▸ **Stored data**
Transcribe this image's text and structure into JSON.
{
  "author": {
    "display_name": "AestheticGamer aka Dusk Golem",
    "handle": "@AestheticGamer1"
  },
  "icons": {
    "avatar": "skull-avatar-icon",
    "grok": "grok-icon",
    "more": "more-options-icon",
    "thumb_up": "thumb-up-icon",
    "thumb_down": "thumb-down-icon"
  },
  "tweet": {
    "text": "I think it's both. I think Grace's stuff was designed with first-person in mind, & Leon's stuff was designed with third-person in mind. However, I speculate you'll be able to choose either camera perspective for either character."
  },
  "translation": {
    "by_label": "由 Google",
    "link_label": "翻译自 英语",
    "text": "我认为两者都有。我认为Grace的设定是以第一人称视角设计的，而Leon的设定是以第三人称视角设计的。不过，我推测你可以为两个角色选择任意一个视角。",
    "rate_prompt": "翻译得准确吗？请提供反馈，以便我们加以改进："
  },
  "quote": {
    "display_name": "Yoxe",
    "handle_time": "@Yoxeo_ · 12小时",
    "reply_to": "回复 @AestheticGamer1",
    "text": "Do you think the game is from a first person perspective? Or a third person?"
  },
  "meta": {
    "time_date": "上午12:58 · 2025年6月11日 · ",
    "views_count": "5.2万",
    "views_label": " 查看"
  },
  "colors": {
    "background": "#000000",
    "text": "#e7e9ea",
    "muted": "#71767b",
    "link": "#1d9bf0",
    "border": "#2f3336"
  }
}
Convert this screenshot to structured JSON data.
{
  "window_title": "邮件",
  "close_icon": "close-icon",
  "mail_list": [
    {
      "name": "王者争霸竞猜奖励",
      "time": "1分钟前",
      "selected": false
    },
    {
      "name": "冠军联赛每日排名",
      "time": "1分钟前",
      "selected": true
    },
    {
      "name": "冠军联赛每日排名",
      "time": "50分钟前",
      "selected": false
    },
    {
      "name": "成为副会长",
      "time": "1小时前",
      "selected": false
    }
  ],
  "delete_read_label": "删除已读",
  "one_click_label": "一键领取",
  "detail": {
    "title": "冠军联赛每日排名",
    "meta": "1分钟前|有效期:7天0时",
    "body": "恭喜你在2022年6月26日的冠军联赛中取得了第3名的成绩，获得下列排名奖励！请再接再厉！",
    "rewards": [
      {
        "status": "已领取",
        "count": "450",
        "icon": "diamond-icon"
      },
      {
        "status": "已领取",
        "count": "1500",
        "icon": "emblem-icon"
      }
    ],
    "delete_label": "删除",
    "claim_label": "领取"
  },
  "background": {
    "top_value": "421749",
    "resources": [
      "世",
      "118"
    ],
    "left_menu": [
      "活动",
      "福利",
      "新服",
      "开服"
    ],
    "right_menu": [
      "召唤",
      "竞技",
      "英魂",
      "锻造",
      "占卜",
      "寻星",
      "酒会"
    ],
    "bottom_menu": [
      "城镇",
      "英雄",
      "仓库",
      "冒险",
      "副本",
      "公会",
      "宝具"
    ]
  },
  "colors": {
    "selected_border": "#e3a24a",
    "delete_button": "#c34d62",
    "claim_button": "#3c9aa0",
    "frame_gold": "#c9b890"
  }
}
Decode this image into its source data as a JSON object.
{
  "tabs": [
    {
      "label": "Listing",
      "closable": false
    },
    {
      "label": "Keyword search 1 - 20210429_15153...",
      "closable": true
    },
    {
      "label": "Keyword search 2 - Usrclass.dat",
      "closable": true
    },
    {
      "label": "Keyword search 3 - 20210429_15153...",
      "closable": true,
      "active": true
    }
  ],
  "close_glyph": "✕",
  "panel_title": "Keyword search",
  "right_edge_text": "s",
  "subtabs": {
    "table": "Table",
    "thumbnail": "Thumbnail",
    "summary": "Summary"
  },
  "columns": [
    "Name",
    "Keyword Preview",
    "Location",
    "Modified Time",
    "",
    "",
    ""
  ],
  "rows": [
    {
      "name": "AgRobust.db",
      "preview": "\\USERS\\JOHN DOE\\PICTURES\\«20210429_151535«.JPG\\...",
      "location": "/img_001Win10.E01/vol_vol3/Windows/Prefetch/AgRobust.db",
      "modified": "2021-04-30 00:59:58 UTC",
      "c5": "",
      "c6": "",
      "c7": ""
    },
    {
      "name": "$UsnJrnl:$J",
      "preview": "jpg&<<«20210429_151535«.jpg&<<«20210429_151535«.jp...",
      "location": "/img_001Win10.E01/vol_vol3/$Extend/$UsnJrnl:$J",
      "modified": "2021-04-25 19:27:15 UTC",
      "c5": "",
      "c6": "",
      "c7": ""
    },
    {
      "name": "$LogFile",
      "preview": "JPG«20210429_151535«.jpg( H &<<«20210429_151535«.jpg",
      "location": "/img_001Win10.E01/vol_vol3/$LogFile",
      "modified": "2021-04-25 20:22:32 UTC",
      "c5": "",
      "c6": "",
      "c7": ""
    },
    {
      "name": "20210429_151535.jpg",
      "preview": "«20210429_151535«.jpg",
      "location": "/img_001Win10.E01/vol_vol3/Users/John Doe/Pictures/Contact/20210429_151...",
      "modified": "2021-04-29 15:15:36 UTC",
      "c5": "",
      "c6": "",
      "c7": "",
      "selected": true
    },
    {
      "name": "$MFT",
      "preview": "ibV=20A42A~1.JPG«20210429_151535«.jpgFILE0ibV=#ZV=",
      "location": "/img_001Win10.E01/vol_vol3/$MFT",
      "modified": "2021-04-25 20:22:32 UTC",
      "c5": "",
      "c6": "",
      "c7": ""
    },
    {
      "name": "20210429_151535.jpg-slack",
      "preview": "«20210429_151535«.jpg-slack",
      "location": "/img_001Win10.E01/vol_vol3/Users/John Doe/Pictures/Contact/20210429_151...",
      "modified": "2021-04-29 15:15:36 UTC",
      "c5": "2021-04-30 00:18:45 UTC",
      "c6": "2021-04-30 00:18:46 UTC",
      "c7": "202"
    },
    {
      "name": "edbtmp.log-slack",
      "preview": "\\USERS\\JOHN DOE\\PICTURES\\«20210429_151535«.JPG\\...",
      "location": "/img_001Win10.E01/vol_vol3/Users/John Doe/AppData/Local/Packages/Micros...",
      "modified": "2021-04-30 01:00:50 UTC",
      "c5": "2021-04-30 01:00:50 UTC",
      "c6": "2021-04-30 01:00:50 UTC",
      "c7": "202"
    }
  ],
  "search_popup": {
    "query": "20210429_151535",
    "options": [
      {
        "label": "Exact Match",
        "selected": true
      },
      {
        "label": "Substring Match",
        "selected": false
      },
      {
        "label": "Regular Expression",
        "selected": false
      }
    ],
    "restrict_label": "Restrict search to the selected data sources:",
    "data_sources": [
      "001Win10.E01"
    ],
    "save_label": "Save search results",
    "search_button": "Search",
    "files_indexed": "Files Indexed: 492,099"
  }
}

▸ **DESCRIPTION OF THE TASK**
Please output the complete data exactly.

▸ **EXPECTED OUTPUT**
Transcribe this image's text and structure into JSON.
{
  "author": {
    "display_name": "AestheticGamer aka Dusk Golem",
    "handle": "@AestheticGamer1"
  },
  "icons": {
    "avatar": "skull-avatar-icon",
    "grok": "grok-icon",
    "more": "more-options-icon",
    "thumb_up": "thumb-up-icon",
    "thumb_down": "thumb-down-icon"
  },
  "tweet": {
    "text": "I think it's both. I think Grace's stuff was designed with first-person in mind, & Leon's stuff was designed with third-person in mind. However, I speculate you'll be able to choose either camera perspective for either character."
  },
  "translation": {
    "by_label": "由 Google",
    "link_label": "翻译自 英语",
    "text": "我认为两者都有。我认为Grace的设定是以第一人称视角设计的，而Leon的设定是以第三人称视角设计的。不过，我推测你可以为两个角色选择任意一个视角。",
    "rate_prompt": "翻译得准确吗？请提供反馈，以便我们加以改进："
  },
  "quote": {
    "display_name": "Yoxe",
    "handle_time": "@Yoxeo_ · 12小时",
    "reply_to": "回复 @AestheticGamer1",
    "text": "Do you think the game is from a first person perspective? Or a third person?"
  },
  "meta": {
    "time_date": "上午12:58 · 2025年6月11日 · ",
    "views_count": "5.2万",
    "views_label": " 查看"
  },
  "colors": {
    "background": "#000000",
    "text": "#e7e9ea",
    "muted": "#71767b",
    "link": "#1d9bf0",
    "border": "#2f3336"
  }
}
Convert this screenshot to structured JSON data.
{
  "window_title": "邮件",
  "close_icon": "close-icon",
  "mail_list": [
    {
      "name": "王者争霸竞猜奖励",
      "time": "1分钟前",
      "selected": false
    },
    {
      "name": "冠军联赛每日排名",
      "time": "1分钟前",
      "selected": true
    },
    {
      "name": "冠军联赛每日排名",
      "time": "50分钟前",
      "selected": false
    },
    {
      "name": "成为副会长",
      "time": "1小时前",
      "selected": false
    }
  ],
  "delete_read_label": "删除已读",
  "one_click_label": "一键领取",
  "detail": {
    "title": "冠军联赛每日排名",
    "meta": "1分钟前|有效期:7天0时",
    "body": "恭喜你在2022年6月26日的冠军联赛中取得了第3名的成绩，获得下列排名奖励！请再接再厉！",
    "rewards": [
      {
        "status": "已领取",
        "count": "450",
        "icon": "diamond-icon"
      },
      {
        "status": "已领取",
        "count": "1500",
        "icon": "emblem-icon"
      }
    ],
    "delete_label": "删除",
    "claim_label": "领取"
  },
  "background": {
    "top_value": "421749",
    "resources": [
      "世",
      "118"
    ],
    "left_menu": [
      "活动",
      "福利",
      "新服",
      "开服"
    ],
    "right_menu": [
      "召唤",
      "竞技",
      "英魂",
      "锻造",
      "占卜",
      "寻星",
      "酒会"
    ],
    "bottom_menu": [
      "城镇",
      "英雄",
      "仓库",
      "冒险",
      "副本",
      "公会",
      "宝具"
    ]
  },
  "colors": {
    "selected_border": "#e3a24a",
    "delete_button": "#c34d62",
    "claim_button": "#3c9aa0",
    "frame_gold": "#c9b890"
  }
}
Decode this image into its source data as a JSON object.
{
  "tabs": [
    {
      "label": "Listing",
      "closable": false
    },
    {
      "label": "Keyword search 1 - 20210429_15153...",
      "closable": true
    },
    {
      "label": "Keyword search 2 - Usrclass.dat",
      "closable": true
    },
    {
      "label": "Keyword search 3 - 20210429_15153...",
      "closable": true,
      "active": true
    }
  ],
  "close_glyph": "✕",
  "panel_title": "Keyword search",
  "right_edge_text": "s",
  "subtabs": {
    "table": "Table",
    "thumbnail": "Thumbnail",
    "summary": "Summary"
  },
  "columns": [
    "Name",
    "Keyword Preview",
    "Location",
    "Modified Time",
    "",
    "",
    ""
  ],
  "rows": [
    {
      "name": "AgRobust.db",
      "preview": "\\USERS\\JOHN DOE\\PICTURES\\«20210429_151535«.JPG\\...",
      "location": "/img_001Win10.E01/vol_vol3/Windows/Prefetch/AgRobust.db",
      "modified": "2021-04-30 00:59:58 UTC",
      "c5": "",
      "c6": "",
      "c7": ""
    },
    {
      "name": "$UsnJrnl:$J",
      "preview": "jpg&<<«20210429_151535«.jpg&<<«20210429_151535«.jp...",
      "location": "/img_001Win10.E01/vol_vol3/$Extend/$UsnJrnl:$J",
      "modified": "2021-04-25 19:27:15 UTC",
      "c5": "",
      "c6": "",
      "c7": ""
    },
    {
      "name": "$LogFile",
      "preview": "JPG«20210429_151535«.jpg( H &<<«20210429_151535«.jpg",
      "location": "/img_001Win10.E01/vol_vol3/$LogFile",
      "modified": "2021-04-25 20:22:32 UTC",
      "c5": "",
      "c6": "",
      "c7": ""
    },
    {
      "name": "20210429_151535.jpg",
      "preview": "«20210429_151535«.jpg",
      "location": "/img_001Win10.E01/vol_vol3/Users/John Doe/Pictures/Contact/20210429_151...",
      "modified": "2021-04-29 15:15:36 UTC",
      "c5": "",
      "c6": "",
      "c7": "",
      "selected": true
    },
    {
      "name": "$MFT",
      "preview": "ibV=20A42A~1.JPG«20210429_151535«.jpgFILE0ibV=#ZV=",
      "location": "/img_001Win10.E01/vol_vol3/$MFT",
      "modified": "2021-04-25 20:22:32 UTC",
      "c5": "",
      "c6": "",
      "c7": ""
    },
    {
      "name": "20210429_151535.jpg-slack",
      "preview": "«20210429_151535«.jpg-slack",
      "location": "/img_001Win10.E01/vol_vol3/Users/John Doe/Pictures/Contact/20210429_151...",
      "modified": "2021-04-29 15:15:36 UTC",
      "c5": "2021-04-30 00:18:45 UTC",
      "c6": "2021-04-30 00:18:46 UTC",
      "c7": "202"
    },
    {
      "name": "edbtmp.log-slack",
      "preview": "\\USERS\\JOHN DOE\\PICTURES\\«20210429_151535«.JPG\\...",
      "location": "/img_001Win10.E01/vol_vol3/Users/John Doe/AppData/Local/Packages/Micros...",
      "modified": "2021-04-30 01:00:50 UTC",
      "c5": "2021-04-30 01:00:50 UTC",
      "c6": "2021-04-30 01:00:50 UTC",
      "c7": "202"
    }
  ],
  "search_popup": {
    "query": "20210429_151535",
    "options": [
      {
        "label": "Exact Match",
        "selected": true
      },
      {
        "label": "Substring Match",
        "selected": false
      },
      {
        "label": "Regular Expression",
        "selected": false
      }
    ],
    "restrict_label": "Restrict search to the selected data sources:",
    "data_sources": [
      "001Win10.E01"
    ],
    "save_label": "Save search results",
    "search_button": "Search",
    "files_indexed": "Files Indexed: 492,099"
  }
}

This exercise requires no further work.